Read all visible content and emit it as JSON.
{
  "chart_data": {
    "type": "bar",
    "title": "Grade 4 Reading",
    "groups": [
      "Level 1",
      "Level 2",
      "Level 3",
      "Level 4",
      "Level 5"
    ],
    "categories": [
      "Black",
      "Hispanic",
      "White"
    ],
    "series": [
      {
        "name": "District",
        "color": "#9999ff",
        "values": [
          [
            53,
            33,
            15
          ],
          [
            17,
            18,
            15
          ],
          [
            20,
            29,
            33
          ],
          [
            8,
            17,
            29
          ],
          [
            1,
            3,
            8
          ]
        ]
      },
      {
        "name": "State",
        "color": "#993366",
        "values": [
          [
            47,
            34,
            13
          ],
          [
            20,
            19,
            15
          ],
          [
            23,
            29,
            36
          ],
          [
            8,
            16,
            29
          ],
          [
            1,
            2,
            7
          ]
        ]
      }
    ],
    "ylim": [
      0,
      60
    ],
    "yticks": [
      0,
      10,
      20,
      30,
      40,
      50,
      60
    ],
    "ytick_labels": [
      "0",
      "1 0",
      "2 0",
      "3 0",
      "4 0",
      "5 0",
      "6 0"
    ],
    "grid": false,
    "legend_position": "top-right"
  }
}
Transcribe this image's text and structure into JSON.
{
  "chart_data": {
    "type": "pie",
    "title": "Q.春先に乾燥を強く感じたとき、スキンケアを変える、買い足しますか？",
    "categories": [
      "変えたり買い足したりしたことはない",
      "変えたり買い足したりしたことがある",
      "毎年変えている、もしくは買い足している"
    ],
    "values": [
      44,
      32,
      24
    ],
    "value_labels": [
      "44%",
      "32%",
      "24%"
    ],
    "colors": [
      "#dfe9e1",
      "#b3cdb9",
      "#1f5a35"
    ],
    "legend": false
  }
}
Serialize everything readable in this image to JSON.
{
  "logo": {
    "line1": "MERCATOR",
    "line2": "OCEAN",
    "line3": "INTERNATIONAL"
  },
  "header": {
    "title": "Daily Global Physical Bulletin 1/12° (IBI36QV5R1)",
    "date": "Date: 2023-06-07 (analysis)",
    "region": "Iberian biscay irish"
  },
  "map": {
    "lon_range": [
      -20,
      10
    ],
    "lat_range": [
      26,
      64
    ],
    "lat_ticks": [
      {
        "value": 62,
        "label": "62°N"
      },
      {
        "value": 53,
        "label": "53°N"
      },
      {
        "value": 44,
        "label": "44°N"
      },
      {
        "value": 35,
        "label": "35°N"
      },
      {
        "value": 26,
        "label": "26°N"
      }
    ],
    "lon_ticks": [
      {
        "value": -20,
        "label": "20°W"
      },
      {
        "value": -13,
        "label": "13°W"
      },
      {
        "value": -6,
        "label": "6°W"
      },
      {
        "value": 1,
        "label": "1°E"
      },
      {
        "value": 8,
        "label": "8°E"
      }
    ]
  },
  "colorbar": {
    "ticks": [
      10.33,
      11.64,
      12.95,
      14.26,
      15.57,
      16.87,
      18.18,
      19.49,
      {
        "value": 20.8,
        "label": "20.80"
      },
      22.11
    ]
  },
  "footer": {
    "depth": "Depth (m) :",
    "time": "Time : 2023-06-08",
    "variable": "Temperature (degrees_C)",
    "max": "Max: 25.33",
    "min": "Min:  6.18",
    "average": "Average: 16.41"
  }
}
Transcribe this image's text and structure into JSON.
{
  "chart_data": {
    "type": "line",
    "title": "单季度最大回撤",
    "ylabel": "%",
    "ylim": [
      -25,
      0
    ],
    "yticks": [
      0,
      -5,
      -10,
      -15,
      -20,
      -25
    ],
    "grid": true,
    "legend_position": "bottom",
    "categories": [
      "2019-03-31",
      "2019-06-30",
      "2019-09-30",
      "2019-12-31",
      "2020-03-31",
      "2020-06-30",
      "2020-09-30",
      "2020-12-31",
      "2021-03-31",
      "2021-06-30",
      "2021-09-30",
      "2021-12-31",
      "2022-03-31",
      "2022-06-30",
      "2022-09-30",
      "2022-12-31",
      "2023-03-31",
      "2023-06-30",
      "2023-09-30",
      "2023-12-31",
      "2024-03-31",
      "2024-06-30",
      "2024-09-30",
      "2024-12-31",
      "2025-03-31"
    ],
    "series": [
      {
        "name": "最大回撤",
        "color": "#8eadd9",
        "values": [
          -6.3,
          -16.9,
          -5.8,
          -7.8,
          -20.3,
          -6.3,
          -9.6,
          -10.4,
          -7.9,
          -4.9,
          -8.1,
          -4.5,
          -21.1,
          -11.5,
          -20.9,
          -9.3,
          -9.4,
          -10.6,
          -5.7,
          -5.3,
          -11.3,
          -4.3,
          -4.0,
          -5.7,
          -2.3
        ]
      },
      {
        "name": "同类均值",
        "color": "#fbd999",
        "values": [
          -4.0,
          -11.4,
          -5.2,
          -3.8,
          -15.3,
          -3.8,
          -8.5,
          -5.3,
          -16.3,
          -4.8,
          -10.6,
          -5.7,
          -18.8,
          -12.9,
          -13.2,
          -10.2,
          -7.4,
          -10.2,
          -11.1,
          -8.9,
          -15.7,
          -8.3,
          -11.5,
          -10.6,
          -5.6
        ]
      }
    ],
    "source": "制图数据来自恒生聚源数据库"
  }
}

_Task directions_: Find every line in the entries that includes the word "Level", then state how many there are and nothing else.

_Solution to the exercise_: 5